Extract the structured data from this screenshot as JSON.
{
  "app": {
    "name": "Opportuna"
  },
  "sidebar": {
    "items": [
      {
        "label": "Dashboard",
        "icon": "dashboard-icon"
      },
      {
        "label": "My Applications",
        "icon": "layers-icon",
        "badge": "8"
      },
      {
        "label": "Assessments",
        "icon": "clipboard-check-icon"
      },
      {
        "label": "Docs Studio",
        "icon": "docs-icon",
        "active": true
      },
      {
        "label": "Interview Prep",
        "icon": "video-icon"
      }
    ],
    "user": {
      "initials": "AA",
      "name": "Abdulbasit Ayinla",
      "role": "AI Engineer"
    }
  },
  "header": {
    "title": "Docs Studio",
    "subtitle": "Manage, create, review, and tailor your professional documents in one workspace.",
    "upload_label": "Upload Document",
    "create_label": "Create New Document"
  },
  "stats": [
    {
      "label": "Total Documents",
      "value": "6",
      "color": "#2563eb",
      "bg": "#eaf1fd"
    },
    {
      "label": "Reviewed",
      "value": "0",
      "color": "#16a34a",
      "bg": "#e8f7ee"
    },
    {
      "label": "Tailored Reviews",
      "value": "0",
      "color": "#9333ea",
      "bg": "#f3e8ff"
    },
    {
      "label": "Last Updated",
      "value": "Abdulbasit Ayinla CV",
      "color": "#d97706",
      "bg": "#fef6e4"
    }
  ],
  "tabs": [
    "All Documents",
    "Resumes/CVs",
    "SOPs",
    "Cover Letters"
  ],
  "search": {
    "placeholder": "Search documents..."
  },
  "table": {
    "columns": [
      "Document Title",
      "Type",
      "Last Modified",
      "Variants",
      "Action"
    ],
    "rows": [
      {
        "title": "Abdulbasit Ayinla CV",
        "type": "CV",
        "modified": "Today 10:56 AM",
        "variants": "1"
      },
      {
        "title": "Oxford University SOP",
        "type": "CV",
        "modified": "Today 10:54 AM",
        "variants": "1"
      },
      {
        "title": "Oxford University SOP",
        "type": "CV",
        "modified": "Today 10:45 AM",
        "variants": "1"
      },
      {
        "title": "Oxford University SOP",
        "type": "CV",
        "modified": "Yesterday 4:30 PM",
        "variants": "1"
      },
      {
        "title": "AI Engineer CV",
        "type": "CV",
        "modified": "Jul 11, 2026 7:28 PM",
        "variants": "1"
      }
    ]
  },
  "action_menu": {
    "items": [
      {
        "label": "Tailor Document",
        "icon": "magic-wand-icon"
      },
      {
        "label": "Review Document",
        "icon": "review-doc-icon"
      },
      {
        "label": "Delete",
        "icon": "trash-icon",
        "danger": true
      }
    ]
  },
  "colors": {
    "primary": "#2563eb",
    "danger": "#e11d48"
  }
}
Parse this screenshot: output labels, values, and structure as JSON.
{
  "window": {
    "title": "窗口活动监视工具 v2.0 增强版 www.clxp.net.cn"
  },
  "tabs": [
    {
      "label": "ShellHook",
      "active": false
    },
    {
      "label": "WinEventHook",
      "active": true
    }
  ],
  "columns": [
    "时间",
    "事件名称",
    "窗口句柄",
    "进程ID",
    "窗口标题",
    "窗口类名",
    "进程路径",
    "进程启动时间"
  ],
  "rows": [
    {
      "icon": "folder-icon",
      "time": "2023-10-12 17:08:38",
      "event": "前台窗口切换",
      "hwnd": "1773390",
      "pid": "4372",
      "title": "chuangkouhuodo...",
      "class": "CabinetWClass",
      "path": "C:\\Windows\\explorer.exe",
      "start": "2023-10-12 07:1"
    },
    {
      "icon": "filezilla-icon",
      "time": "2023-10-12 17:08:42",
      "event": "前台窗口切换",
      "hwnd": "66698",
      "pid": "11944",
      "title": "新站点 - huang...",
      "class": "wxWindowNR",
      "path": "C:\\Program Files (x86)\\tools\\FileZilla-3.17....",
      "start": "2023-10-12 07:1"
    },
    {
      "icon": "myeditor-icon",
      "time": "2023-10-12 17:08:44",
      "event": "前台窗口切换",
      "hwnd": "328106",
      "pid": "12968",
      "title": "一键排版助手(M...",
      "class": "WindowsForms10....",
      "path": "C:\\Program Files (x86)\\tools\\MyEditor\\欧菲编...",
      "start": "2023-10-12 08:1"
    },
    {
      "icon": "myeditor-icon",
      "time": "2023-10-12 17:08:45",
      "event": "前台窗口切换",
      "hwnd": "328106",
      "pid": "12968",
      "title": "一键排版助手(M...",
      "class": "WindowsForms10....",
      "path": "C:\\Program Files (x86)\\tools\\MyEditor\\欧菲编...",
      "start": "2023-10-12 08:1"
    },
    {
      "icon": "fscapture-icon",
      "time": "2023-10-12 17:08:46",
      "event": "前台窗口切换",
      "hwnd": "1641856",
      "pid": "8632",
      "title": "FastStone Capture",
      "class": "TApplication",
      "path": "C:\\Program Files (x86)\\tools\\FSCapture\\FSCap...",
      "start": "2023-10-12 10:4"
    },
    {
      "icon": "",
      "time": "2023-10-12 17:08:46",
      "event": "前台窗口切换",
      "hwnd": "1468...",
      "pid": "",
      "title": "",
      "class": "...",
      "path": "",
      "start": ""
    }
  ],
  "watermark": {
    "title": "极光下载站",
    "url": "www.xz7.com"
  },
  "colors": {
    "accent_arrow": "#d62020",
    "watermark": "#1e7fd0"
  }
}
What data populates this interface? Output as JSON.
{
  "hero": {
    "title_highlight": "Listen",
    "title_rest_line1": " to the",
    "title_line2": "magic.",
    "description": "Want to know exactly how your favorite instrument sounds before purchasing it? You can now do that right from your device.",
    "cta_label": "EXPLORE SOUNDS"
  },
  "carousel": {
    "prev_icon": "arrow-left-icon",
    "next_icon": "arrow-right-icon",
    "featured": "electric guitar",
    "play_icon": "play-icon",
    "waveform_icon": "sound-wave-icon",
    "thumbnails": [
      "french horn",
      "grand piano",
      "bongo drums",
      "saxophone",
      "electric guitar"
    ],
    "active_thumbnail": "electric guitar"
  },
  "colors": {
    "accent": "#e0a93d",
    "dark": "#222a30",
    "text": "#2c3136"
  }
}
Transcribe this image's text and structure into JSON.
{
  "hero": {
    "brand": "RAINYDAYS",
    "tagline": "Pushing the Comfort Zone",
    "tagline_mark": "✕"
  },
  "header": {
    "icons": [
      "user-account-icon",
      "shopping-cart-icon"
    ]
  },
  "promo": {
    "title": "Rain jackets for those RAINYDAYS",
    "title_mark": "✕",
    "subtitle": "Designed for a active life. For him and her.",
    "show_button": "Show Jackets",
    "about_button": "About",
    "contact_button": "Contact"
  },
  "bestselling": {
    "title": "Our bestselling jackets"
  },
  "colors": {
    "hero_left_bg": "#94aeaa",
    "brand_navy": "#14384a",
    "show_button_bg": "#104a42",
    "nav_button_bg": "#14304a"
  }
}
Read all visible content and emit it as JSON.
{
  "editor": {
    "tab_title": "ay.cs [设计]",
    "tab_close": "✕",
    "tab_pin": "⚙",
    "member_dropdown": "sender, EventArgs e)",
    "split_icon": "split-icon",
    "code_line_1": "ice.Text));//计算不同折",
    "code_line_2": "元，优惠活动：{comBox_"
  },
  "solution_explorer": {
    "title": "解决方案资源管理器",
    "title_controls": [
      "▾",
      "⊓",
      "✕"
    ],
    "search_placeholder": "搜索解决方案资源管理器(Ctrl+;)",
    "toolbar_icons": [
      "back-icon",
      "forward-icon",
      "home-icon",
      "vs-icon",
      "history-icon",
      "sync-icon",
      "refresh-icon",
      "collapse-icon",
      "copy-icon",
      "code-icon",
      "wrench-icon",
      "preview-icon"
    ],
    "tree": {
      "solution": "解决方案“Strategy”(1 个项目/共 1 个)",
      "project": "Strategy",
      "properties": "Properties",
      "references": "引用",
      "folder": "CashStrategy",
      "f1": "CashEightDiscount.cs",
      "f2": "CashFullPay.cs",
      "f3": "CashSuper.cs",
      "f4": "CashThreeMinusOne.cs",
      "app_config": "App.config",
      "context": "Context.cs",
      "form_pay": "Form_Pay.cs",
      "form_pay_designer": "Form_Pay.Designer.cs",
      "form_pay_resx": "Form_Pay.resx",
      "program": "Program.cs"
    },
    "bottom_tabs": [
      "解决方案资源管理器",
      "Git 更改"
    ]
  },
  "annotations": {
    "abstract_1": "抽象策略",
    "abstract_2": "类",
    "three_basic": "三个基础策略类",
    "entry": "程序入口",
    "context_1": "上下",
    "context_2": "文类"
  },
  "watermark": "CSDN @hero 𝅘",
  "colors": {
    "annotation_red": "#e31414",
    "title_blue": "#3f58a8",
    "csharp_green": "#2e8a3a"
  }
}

------------------------------------

#### Instruction
Copy all lines from the material that contain "RAINYDAYS".

#### Final answer
    "brand": "RAINYDAYS",
    "title": "Rain jackets for those RAINYDAYS",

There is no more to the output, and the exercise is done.